** Stored data entries **

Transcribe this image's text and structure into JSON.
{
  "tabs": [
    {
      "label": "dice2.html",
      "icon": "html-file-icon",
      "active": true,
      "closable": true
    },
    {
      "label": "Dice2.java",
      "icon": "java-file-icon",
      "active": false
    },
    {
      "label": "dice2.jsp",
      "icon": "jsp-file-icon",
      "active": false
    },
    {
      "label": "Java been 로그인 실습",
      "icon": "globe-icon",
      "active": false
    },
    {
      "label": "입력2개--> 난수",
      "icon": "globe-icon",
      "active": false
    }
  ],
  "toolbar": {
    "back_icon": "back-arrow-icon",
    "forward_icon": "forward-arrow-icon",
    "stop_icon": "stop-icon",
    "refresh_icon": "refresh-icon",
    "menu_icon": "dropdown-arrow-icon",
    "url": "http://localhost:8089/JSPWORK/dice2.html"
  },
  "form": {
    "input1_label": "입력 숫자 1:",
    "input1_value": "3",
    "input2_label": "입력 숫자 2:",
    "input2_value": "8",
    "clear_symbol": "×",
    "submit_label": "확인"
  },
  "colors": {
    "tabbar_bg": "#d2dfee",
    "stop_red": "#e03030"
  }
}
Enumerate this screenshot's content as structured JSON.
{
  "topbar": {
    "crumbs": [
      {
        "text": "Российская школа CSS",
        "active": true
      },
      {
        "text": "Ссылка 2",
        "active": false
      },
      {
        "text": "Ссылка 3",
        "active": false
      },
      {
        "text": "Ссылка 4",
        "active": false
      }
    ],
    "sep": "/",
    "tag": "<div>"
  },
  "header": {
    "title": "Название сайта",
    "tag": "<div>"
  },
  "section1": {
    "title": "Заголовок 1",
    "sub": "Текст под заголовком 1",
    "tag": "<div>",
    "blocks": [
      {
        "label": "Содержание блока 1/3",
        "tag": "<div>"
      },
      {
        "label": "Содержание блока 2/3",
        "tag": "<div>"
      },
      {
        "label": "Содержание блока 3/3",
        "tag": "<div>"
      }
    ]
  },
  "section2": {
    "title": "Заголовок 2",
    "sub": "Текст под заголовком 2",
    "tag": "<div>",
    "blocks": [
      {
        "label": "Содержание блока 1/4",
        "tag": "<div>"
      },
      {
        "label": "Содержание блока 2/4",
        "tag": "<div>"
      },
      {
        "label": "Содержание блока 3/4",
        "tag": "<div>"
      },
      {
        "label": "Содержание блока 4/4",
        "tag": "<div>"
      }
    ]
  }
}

** Request **
All of the data needs to be reproduced exactly, with no line missing.

** Task solution **
Transcribe this image's text and structure into JSON.
{
  "tabs": [
    {
      "label": "dice2.html",
      "icon": "html-file-icon",
      "active": true,
      "closable": true
    },
    {
      "label": "Dice2.java",
      "icon": "java-file-icon",
      "active": false
    },
    {
      "label": "dice2.jsp",
      "icon": "jsp-file-icon",
      "active": false
    },
    {
      "label": "Java been 로그인 실습",
      "icon": "globe-icon",
      "active": false
    },
    {
      "label": "입력2개--> 난수",
      "icon": "globe-icon",
      "active": false
    }
  ],
  "toolbar": {
    "back_icon": "back-arrow-icon",
    "forward_icon": "forward-arrow-icon",
    "stop_icon": "stop-icon",
    "refresh_icon": "refresh-icon",
    "menu_icon": "dropdown-arrow-icon",
    "url": "http://localhost:8089/JSPWORK/dice2.html"
  },
  "form": {
    "input1_label": "입력 숫자 1:",
    "input1_value": "3",
    "input2_label": "입력 숫자 2:",
    "input2_value": "8",
    "clear_symbol": "×",
    "submit_label": "확인"
  },
  "colors": {
    "tabbar_bg": "#d2dfee",
    "stop_red": "#e03030"
  }
}
Enumerate this screenshot's content as structured JSON.
{
  "topbar": {
    "crumbs": [
      {
        "text": "Российская школа CSS",
        "active": true
      },
      {
        "text": "Ссылка 2",
        "active": false
      },
      {
        "text": "Ссылка 3",
        "active": false
      },
      {
        "text": "Ссылка 4",
        "active": false
      }
    ],
    "sep": "/",
    "tag": "<div>"
  },
  "header": {
    "title": "Название сайта",
    "tag": "<div>"
  },
  "section1": {
    "title": "Заголовок 1",
    "sub": "Текст под заголовком 1",
    "tag": "<div>",
    "blocks": [
      {
        "label": "Содержание блока 1/3",
        "tag": "<div>"
      },
      {
        "label": "Содержание блока 2/3",
        "tag": "<div>"
      },
      {
        "label": "Содержание блока 3/3",
        "tag": "<div>"
      }
    ]
  },
  "section2": {
    "title": "Заголовок 2",
    "sub": "Текст под заголовком 2",
    "tag": "<div>",
    "blocks": [
      {
        "label": "Содержание блока 1/4",
        "tag": "<div>"
      },
      {
        "label": "Содержание блока 2/4",
        "tag": "<div>"
      },
      {
        "label": "Содержание блока 3/4",
        "tag": "<div>"
      },
      {
        "label": "Содержание блока 4/4",
        "tag": "<div>"
      }
    ]
  }
}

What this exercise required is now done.